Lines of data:
- - - - - - -

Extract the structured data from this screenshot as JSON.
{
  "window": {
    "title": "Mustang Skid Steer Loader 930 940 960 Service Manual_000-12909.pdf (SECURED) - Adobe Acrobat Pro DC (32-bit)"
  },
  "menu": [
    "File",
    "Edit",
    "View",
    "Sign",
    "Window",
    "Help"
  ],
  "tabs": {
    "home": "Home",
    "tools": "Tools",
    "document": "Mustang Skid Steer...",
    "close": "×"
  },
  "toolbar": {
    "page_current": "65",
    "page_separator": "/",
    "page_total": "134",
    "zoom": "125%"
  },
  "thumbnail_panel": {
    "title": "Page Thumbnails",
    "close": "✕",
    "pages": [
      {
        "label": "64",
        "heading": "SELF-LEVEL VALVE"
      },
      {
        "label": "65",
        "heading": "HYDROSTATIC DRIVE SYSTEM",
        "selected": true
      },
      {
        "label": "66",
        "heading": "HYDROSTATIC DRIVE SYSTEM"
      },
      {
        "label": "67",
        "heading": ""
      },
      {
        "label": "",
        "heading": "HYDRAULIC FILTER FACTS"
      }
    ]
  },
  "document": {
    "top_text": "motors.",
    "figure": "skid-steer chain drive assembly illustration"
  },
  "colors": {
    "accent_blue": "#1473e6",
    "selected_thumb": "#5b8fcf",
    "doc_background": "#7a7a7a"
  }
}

- - - - - - -

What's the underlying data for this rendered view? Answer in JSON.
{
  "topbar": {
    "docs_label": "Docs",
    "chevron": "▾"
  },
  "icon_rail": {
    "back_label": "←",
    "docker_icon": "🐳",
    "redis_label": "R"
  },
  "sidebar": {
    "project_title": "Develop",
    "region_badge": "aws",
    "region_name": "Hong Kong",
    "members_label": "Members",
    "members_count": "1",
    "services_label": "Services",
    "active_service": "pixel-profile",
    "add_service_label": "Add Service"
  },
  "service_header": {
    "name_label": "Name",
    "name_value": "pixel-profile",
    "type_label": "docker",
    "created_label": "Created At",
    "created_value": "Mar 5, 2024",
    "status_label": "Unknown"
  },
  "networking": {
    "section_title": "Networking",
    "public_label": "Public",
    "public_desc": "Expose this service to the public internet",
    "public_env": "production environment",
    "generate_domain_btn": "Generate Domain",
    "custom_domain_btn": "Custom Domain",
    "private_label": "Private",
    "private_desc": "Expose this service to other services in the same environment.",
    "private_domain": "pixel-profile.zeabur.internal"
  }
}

- - - - - - -

**WORK TO COMPLETE**: Locate the word "heading" in the records above, and return each line that has it.

**WORKED ANSWER**:
        "heading": "SELF-LEVEL VALVE"
        "heading": "HYDROSTATIC DRIVE SYSTEM",
        "heading": "HYDROSTATIC DRIVE SYSTEM"
        "heading": ""
        "heading": "HYDRAULIC FILTER FACTS"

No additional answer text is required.